_GOAL_
Filter this data down to the lines that hold "ELECTRIC", and copy them.

_SUPPLIED RECORDS_
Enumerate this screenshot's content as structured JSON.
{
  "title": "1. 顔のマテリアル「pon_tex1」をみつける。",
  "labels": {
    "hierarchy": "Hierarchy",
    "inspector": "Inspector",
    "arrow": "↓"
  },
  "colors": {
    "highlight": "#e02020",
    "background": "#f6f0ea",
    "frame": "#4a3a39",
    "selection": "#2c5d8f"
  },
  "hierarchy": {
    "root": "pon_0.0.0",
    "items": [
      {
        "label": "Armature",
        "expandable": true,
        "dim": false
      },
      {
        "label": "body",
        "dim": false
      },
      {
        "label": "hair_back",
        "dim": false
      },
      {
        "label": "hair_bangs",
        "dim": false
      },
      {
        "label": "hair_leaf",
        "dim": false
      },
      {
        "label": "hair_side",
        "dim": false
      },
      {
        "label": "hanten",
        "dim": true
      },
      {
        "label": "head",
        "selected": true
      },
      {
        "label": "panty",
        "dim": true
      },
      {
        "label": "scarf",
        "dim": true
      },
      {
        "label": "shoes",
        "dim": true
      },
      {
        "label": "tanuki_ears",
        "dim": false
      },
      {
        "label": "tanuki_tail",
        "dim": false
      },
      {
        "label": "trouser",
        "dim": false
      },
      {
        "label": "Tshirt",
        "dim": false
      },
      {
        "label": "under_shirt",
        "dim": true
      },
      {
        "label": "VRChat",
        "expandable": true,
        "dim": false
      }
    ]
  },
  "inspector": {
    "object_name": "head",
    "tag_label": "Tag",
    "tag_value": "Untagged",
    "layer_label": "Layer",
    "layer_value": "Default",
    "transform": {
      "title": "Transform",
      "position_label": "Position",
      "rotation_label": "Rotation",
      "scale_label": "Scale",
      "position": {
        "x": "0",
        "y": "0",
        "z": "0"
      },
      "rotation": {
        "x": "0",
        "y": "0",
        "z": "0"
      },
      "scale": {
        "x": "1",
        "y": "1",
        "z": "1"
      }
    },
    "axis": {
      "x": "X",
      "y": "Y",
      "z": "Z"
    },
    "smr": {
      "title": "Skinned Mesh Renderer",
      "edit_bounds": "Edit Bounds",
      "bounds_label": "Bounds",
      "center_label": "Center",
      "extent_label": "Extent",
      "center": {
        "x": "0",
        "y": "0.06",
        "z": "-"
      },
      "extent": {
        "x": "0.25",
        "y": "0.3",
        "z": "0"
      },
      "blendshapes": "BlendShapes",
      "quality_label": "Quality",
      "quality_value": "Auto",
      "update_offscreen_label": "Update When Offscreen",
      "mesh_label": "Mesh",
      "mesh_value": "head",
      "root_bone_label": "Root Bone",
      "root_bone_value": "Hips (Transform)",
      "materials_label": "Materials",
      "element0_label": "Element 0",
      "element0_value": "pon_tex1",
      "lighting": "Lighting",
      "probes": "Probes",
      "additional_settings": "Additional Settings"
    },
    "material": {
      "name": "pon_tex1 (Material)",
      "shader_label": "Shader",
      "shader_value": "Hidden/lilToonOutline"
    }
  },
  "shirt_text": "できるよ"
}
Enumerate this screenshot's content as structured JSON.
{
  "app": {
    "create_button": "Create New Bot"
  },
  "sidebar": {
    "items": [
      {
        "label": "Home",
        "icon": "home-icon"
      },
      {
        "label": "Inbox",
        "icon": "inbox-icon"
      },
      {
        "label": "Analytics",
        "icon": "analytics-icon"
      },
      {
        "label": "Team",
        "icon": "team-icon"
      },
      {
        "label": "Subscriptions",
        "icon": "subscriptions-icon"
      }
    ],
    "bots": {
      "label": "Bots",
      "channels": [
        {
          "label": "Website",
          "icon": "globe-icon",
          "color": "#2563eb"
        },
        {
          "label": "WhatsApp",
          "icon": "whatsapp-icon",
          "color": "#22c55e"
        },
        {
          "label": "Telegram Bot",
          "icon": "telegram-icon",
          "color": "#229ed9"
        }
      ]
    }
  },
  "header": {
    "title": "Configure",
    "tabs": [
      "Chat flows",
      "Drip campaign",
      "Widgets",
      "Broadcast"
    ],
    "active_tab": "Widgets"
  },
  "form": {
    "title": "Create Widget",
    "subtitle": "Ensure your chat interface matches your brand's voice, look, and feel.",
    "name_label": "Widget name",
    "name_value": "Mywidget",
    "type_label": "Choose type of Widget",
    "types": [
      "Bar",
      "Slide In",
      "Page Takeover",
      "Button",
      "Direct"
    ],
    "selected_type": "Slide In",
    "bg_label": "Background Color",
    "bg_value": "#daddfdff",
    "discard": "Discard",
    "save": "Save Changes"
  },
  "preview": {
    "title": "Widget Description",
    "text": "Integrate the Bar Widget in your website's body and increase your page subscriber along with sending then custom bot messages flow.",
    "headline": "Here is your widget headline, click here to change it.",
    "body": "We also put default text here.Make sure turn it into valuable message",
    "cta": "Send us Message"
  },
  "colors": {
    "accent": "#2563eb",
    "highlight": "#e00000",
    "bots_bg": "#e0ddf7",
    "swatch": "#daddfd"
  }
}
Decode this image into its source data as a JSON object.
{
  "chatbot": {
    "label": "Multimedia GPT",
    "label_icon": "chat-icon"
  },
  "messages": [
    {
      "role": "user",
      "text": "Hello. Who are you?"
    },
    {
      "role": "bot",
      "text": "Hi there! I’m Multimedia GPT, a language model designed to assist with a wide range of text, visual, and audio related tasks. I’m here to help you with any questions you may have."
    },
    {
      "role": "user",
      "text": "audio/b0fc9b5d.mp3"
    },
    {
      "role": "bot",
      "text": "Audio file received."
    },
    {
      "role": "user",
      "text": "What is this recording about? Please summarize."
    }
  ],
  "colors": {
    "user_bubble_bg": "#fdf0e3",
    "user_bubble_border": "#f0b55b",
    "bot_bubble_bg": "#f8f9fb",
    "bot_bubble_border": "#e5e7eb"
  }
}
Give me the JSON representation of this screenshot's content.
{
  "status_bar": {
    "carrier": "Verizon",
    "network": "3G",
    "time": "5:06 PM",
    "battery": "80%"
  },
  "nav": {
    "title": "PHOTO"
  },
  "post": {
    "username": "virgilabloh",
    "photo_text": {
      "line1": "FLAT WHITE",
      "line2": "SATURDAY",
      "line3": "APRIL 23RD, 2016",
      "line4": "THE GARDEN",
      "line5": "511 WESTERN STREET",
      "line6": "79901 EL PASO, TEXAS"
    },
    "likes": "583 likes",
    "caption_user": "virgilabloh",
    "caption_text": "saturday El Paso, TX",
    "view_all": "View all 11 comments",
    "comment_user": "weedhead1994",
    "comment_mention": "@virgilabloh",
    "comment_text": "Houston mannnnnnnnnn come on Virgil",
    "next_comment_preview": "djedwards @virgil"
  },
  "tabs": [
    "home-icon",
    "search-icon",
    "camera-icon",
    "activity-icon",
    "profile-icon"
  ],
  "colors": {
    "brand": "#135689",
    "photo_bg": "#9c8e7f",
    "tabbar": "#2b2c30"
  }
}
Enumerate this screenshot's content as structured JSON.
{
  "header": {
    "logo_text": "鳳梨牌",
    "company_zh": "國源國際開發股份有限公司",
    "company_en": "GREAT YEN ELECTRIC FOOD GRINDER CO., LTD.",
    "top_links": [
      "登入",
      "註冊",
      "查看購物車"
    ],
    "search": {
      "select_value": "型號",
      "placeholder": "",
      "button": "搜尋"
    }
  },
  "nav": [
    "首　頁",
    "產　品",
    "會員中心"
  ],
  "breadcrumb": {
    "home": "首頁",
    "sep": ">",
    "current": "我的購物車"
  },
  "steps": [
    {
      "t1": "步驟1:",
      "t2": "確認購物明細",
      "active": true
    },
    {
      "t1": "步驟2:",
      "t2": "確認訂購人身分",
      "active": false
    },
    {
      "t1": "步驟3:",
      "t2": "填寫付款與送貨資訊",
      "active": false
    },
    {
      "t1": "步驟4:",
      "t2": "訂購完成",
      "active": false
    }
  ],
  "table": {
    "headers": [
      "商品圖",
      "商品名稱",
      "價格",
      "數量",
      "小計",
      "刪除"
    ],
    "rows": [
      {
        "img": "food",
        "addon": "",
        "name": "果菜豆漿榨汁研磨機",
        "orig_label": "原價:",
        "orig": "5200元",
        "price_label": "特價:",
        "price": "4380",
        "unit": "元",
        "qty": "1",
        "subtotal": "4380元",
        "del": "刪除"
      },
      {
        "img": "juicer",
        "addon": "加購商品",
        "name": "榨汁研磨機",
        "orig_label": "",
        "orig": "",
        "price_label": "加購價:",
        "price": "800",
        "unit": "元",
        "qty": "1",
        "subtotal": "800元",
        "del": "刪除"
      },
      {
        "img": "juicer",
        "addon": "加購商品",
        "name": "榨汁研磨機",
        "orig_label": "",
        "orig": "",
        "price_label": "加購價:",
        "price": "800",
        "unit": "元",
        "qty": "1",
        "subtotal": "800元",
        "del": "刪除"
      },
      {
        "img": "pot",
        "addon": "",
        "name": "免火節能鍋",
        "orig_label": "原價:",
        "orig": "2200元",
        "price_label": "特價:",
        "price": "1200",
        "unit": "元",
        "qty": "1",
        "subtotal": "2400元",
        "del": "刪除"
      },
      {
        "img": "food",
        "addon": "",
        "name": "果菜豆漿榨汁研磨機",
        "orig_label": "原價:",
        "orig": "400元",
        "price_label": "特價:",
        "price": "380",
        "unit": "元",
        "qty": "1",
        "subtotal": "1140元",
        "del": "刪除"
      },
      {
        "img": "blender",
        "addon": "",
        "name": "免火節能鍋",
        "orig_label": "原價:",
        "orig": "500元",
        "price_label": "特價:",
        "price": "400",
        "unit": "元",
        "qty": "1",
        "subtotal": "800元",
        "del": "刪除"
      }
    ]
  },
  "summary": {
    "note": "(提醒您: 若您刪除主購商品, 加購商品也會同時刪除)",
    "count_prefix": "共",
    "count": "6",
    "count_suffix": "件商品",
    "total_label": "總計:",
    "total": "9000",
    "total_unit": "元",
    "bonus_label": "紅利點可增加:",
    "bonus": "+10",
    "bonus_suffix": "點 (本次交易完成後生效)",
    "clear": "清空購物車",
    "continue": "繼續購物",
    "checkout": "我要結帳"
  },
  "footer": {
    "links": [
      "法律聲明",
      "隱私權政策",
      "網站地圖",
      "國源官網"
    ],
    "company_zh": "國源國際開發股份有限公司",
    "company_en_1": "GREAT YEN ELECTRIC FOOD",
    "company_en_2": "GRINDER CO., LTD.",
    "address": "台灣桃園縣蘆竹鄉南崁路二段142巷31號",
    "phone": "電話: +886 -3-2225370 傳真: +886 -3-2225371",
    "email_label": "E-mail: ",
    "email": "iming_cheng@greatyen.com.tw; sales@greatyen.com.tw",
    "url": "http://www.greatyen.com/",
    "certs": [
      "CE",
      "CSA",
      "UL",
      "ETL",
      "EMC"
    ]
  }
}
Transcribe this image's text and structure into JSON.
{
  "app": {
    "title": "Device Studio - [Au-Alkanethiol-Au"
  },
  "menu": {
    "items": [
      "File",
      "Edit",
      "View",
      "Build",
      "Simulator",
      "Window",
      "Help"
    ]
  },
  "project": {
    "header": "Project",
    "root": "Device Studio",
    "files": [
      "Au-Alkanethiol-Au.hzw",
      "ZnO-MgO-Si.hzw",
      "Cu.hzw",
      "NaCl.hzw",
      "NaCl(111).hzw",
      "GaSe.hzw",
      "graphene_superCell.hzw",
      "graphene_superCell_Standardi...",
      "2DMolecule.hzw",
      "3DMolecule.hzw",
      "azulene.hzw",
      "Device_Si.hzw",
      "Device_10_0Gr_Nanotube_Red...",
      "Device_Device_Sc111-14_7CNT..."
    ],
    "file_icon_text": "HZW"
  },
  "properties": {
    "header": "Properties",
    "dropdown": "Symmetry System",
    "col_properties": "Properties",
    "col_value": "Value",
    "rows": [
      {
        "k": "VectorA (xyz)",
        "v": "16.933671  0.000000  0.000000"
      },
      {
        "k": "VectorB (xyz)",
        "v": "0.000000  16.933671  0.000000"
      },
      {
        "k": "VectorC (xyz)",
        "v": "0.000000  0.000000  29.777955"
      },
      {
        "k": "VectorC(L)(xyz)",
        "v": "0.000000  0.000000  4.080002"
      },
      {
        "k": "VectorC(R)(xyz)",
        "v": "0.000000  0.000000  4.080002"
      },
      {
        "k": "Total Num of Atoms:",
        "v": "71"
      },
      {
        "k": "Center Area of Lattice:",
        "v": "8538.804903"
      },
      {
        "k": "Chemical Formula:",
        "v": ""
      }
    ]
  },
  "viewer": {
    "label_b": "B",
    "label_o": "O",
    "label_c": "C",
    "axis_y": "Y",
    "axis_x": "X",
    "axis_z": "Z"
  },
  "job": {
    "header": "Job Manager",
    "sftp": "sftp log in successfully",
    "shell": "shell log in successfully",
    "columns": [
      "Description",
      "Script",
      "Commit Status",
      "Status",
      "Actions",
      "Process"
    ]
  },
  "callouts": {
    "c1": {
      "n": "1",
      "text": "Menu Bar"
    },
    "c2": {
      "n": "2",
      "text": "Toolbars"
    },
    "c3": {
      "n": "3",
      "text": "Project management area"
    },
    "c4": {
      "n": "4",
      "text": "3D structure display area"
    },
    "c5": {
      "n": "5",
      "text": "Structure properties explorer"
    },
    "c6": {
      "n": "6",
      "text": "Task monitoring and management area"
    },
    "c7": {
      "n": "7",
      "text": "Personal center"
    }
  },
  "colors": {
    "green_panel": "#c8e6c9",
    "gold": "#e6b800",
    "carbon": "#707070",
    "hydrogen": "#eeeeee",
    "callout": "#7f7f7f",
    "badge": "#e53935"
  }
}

_WRITTEN ANSWER_
    "company_en": "GREAT YEN ELECTRIC FOOD GRINDER CO., LTD.",
    "company_en_1": "GREAT YEN ELECTRIC FOOD",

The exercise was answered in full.